— Begin Listing —
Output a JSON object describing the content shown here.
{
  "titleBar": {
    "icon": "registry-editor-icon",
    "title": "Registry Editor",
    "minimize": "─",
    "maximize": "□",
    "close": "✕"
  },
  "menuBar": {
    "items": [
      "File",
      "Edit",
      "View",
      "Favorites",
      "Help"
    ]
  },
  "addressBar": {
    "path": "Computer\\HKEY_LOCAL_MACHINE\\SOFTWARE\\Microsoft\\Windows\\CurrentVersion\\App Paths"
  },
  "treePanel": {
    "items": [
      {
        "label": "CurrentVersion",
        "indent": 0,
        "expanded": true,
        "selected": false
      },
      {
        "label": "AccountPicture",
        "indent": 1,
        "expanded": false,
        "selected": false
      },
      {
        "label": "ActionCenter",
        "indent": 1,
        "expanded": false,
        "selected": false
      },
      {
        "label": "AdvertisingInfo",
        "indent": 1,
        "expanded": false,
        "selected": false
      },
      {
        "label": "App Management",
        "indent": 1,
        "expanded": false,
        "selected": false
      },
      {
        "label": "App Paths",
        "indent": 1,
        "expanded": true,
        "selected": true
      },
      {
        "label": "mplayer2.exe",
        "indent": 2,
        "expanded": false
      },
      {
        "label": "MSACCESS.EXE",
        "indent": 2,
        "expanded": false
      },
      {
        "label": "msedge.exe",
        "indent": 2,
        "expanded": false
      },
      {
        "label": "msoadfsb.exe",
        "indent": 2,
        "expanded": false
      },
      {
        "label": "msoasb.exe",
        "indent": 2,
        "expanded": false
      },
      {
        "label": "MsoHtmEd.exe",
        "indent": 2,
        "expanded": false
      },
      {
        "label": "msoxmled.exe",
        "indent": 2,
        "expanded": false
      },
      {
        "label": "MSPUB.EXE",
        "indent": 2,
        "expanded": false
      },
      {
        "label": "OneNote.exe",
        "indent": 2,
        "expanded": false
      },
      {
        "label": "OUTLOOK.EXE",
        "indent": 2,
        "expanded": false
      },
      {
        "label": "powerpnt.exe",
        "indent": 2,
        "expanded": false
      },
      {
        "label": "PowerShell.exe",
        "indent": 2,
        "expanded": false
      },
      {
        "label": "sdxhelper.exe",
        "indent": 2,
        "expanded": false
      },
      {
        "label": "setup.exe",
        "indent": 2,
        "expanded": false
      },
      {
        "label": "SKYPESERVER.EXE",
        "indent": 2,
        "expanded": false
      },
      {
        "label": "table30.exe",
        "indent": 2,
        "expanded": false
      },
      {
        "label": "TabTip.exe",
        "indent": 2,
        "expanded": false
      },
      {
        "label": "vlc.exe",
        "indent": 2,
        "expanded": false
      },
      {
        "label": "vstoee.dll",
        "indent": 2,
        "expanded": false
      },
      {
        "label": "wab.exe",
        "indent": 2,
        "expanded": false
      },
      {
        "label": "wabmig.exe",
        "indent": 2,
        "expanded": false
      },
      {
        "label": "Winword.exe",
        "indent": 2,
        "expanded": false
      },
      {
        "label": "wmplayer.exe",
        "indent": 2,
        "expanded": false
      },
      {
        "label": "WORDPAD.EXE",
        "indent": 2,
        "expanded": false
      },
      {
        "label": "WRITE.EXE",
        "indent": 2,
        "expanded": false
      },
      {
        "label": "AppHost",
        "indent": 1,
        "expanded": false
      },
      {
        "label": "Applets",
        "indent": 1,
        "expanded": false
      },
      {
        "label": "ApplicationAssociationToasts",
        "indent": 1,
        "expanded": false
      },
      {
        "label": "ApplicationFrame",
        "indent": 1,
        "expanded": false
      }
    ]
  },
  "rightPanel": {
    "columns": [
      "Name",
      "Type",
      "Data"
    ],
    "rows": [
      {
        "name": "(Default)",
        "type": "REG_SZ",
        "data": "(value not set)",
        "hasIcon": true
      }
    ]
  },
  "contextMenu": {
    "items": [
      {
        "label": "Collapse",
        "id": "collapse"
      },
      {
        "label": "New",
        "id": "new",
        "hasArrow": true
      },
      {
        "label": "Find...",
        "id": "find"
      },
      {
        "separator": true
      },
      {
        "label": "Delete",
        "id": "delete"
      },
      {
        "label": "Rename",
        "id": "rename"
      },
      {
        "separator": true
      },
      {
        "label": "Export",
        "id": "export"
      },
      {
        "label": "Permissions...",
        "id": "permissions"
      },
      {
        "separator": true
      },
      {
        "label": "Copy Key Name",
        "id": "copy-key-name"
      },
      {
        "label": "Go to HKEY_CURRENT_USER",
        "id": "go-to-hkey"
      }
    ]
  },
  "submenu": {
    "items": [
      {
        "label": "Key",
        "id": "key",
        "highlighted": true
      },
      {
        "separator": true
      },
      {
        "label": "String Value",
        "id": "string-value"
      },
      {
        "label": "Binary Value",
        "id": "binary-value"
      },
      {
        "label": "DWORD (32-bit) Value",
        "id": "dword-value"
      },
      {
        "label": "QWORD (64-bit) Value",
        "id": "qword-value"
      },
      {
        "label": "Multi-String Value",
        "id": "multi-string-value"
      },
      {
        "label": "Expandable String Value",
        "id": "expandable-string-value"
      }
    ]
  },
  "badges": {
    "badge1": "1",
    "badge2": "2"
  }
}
— End Listing —
Work to be completed:
Go through the listing above and restate it word for word.

Complete output:
Output a JSON object describing the content shown here.
{
  "titleBar": {
    "icon": "registry-editor-icon",
    "title": "Registry Editor",
    "minimize": "─",
    "maximize": "□",
    "close": "✕"
  },
  "menuBar": {
    "items": [
      "File",
      "Edit",
      "View",
      "Favorites",
      "Help"
    ]
  },
  "addressBar": {
    "path": "Computer\\HKEY_LOCAL_MACHINE\\SOFTWARE\\Microsoft\\Windows\\CurrentVersion\\App Paths"
  },
  "treePanel": {
    "items": [
      {
        "label": "CurrentVersion",
        "indent": 0,
        "expanded": true,
        "selected": false
      },
      {
        "label": "AccountPicture",
        "indent": 1,
        "expanded": false,
        "selected": false
      },
      {
        "label": "ActionCenter",
        "indent": 1,
        "expanded": false,
        "selected": false
      },
      {
        "label": "AdvertisingInfo",
        "indent": 1,
        "expanded": false,
        "selected": false
      },
      {
        "label": "App Management",
        "indent": 1,
        "expanded": false,
        "selected": false
      },
      {
        "label": "App Paths",
        "indent": 1,
        "expanded": true,
        "selected": true
      },
      {
        "label": "mplayer2.exe",
        "indent": 2,
        "expanded": false
      },
      {
        "label": "MSACCESS.EXE",
        "indent": 2,
        "expanded": false
      },
      {
        "label": "msedge.exe",
        "indent": 2,
        "expanded": false
      },
      {
        "label": "msoadfsb.exe",
        "indent": 2,
        "expanded": false
      },
      {
        "label": "msoasb.exe",
        "indent": 2,
        "expanded": false
      },
      {
        "label": "MsoHtmEd.exe",
        "indent": 2,
        "expanded": false
      },
      {
        "label": "msoxmled.exe",
        "indent": 2,
        "expanded": false
      },
      {
        "label": "MSPUB.EXE",
        "indent": 2,
        "expanded": false
      },
      {
        "label": "OneNote.exe",
        "indent": 2,
        "expanded": false
      },
      {
        "label": "OUTLOOK.EXE",
        "indent": 2,
        "expanded": false
      },
      {
        "label": "powerpnt.exe",
        "indent": 2,
        "expanded": false
      },
      {
        "label": "PowerShell.exe",
        "indent": 2,
        "expanded": false
      },
      {
        "label": "sdxhelper.exe",
        "indent": 2,
        "expanded": false
      },
      {
        "label": "setup.exe",
        "indent": 2,
        "expanded": false
      },
      {
        "label": "SKYPESERVER.EXE",
        "indent": 2,
        "expanded": false
      },
      {
        "label": "table30.exe",
        "indent": 2,
        "expanded": false
      },
      {
        "label": "TabTip.exe",
        "indent": 2,
        "expanded": false
      },
      {
        "label": "vlc.exe",
        "indent": 2,
        "expanded": false
      },
      {
        "label": "vstoee.dll",
        "indent": 2,
        "expanded": false
      },
      {
        "label": "wab.exe",
        "indent": 2,
        "expanded": false
      },
      {
        "label": "wabmig.exe",
        "indent": 2,
        "expanded": false
      },
      {
        "label": "Winword.exe",
        "indent": 2,
        "expanded": false
      },
      {
        "label": "wmplayer.exe",
        "indent": 2,
        "expanded": false
      },
      {
        "label": "WORDPAD.EXE",
        "indent": 2,
        "expanded": false
      },
      {
        "label": "WRITE.EXE",
        "indent": 2,
        "expanded": false
      },
      {
        "label": "AppHost",
        "indent": 1,
        "expanded": false
      },
      {
        "label": "Applets",
        "indent": 1,
        "expanded": false
      },
      {
        "label": "ApplicationAssociationToasts",
        "indent": 1,
        "expanded": false
      },
      {
        "label": "ApplicationFrame",
        "indent": 1,
        "expanded": false
      }
    ]
  },
  "rightPanel": {
    "columns": [
      "Name",
      "Type",
      "Data"
    ],
    "rows": [
      {
        "name": "(Default)",
        "type": "REG_SZ",
        "data": "(value not set)",
        "hasIcon": true
      }
    ]
  },
  "contextMenu": {
    "items": [
      {
        "label": "Collapse",
        "id": "collapse"
      },
      {
        "label": "New",
        "id": "new",
        "hasArrow": true
      },
      {
        "label": "Find...",
        "id": "find"
      },
      {
        "separator": true
      },
      {
        "label": "Delete",
        "id": "delete"
      },
      {
        "label": "Rename",
        "id": "rename"
      },
      {
        "separator": true
      },
      {
        "label": "Export",
        "id": "export"
      },
      {
        "label": "Permissions...",
        "id": "permissions"
      },
      {
        "separator": true
      },
      {
        "label": "Copy Key Name",
        "id": "copy-key-name"
      },
      {
        "label": "Go to HKEY_CURRENT_USER",
        "id": "go-to-hkey"
      }
    ]
  },
  "submenu": {
    "items": [
      {
        "label": "Key",
        "id": "key",
        "highlighted": true
      },
      {
        "separator": true
      },
      {
        "label": "String Value",
        "id": "string-value"
      },
      {
        "label": "Binary Value",
        "id": "binary-value"
      },
      {
        "label": "DWORD (32-bit) Value",
        "id": "dword-value"
      },
      {
        "label": "QWORD (64-bit) Value",
        "id": "qword-value"
      },
      {
        "label": "Multi-String Value",
        "id": "multi-string-value"
      },
      {
        "label": "Expandable String Value",
        "id": "expandable-string-value"
      }
    ]
  },
  "badges": {
    "badge1": "1",
    "badge2": "2"
  }
}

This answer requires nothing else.